# The exercise:
Of all the lines in the records below, how many hold the word "Жития"? Give the number alone.

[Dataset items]
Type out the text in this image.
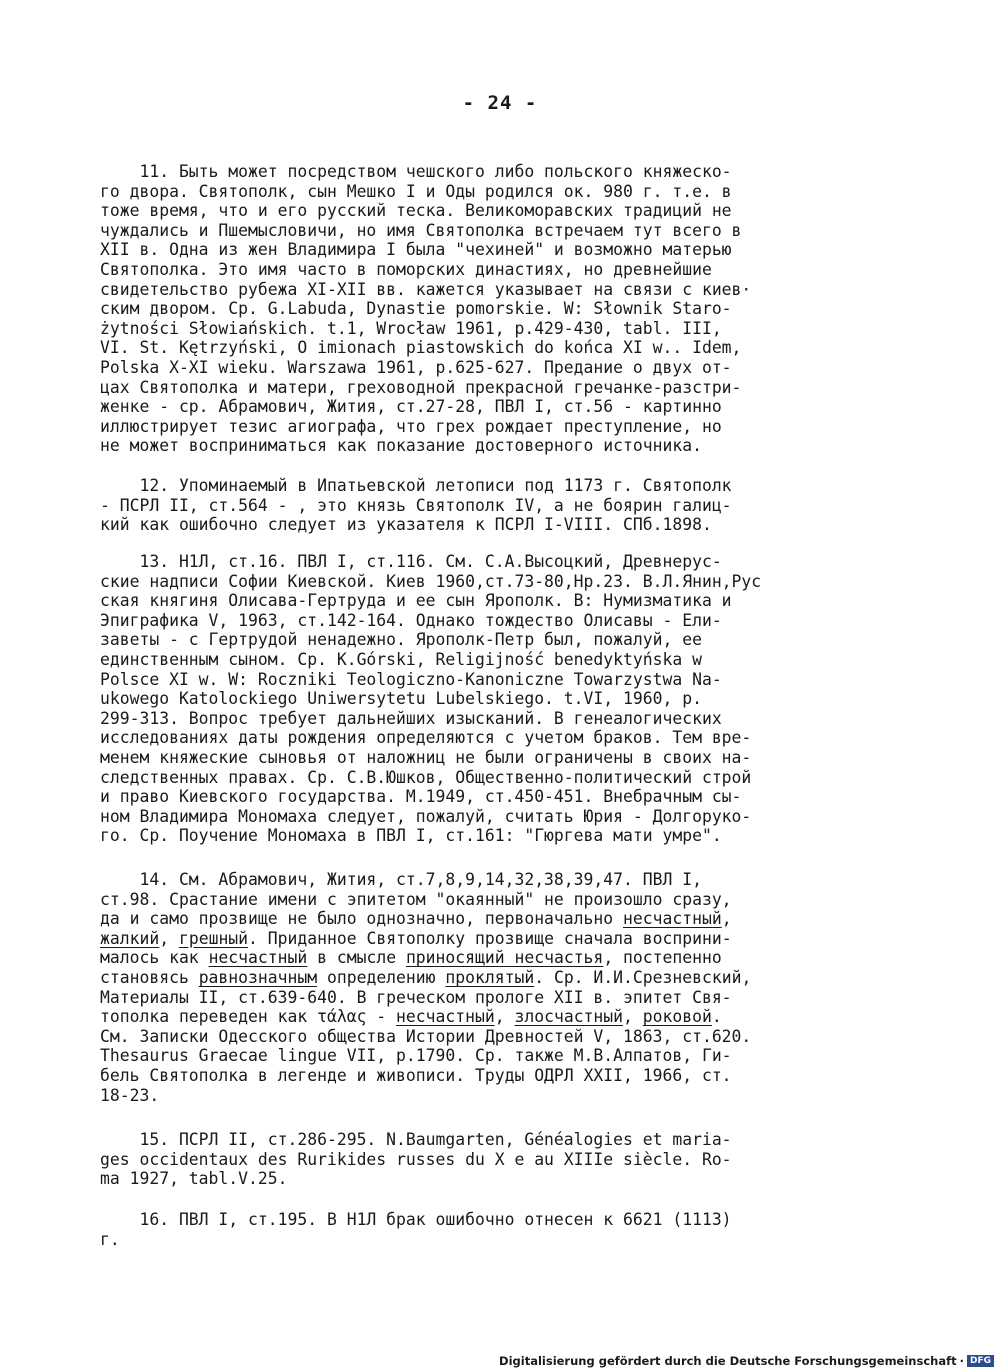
- 24 -
11. Быть может посредством чешского либо польского княжеско-
го двора. Святополк, сын Мешко I и Оды родился ок. 980 г. т.е. в
тоже время, что и его русский теска. Великоморавских традиций не
чуждались и Пшемысловичи, но имя Святополка встречаем тут всего в
XII в. Одна из жен Владимира I была "чехиней" и возможно матерью
Святополка. Это имя часто в поморских династиях, но древнейшие
свидетельство рубежа XI-XII вв. кажется указывает на связи с киев·
ским двором. Ср. G.Labuda, Dynastie pomorskie. W: Słownik Staro-
żytności Słowiańskich. t.1, Wrocław 1961, p.429-430, tabl. III,
VI. St. Kętrzyński, O imionach piastowskich do końca XI w.. Idem,
Polska X-XI wieku. Warszawa 1961, p.625-627. Предание о двух от-
цах Святополка и матери, греховодной прекрасной гречанке-разстри-
женке - ср. Абрамович, Жития, ст.27-28, ПВЛ I, ст.56 - картинно
иллюстрирует тезис агиографа, что грех рождает преступление, но
не может восприниматься как показание достоверного источника.
12. Упоминаемый в Ипатьевской летописи под 1173 г. Святополк
- ПСРЛ II, ст.564 - , это князь Святополк IV, а не боярин галиц-
кий как ошибочно следует из указателя к ПСРЛ I-VIII. СПб.1898.
13. Н1Л, ст.16. ПВЛ I, ст.116. См. С.А.Высоцкий, Древнерус-
ские надписи Софии Киевской. Киев 1960,ст.73-80,Нр.23. В.Л.Янин,Рус
ская княгиня Олисава-Гертруда и ее сын Ярополк. В: Нумизматика и
Эпиграфика V, 1963, ст.142-164. Однако тождество Олисавы - Ели-
заветы - с Гертрудой ненадежно. Ярополк-Петр был, пожалуй, ее
единственным сыном. Ср. K.Górski, Religijność benedyktyńska w
Polsce XI w. W: Roczniki Teologiczno-Kanoniczne Towarzystwa Na-
ukowego Katolockiego Uniwersytetu Lubelskiego. t.VI, 1960, p.
299-313. Вопрос требует дальнейших изысканий. В генеалогических
исследованиях даты рождения определяются с учетом браков. Тем вре-
менем княжеские сыновья от наложниц не были ограничены в своих на-
следственных правах. Ср. С.В.Юшков, Общественно-политический строй
и право Киевского государства. М.1949, ст.450-451. Внебрачным сы-
ном Владимира Мономаха следует, пожалуй, считать Юрия - Долгоруко-
го. Ср. Поучение Мономаха в ПВЛ I, ст.161: "Гюргева мати умре".
14. См. Абрамович, Жития, ст.7,8,9,14,32,38,39,47. ПВЛ I,
ст.98. Срастание имени с эпитетом "окаянный" не произошло сразу,
да и само прозвище не было однозначно, первоначально несчастный,
жалкий, грешный. Приданное Святополку прозвище сначала восприни-
малось как несчастный в смысле приносящий несчастья, постепенно
становясь равнозначным определению проклятый. Ср. И.И.Срезневский,
Материалы II, ст.639-640. В греческом прологе XII в. эпитет Свя-
тополка переведен как τάλας - несчастный, злосчастный, роковой.
См. Записки Одесского общества Истории Древностей V, 1863, ст.620.
Thesaurus Graecae lingue VII, p.1790. Ср. также М.В.Алпатов, Ги-
бель Святополка в легенде и живописи. Труды ОДРЛ XXII, 1966, ст.
18-23.
15. ПСРЛ II, ст.286-295. N.Baumgarten, Généalogies et maria-
ges occidentaux des Rurikides russes du X e au XIIIe siècle. Ro-
ma 1927, tabl.V.25.
16. ПВЛ I, ст.195. В Н1Л брак ошибочно отнесен к 6621 (1113)
г.
Digitalisierung gefördert durch die Deutsche Forschungsgemeinschaft · DFG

# Correct output:
2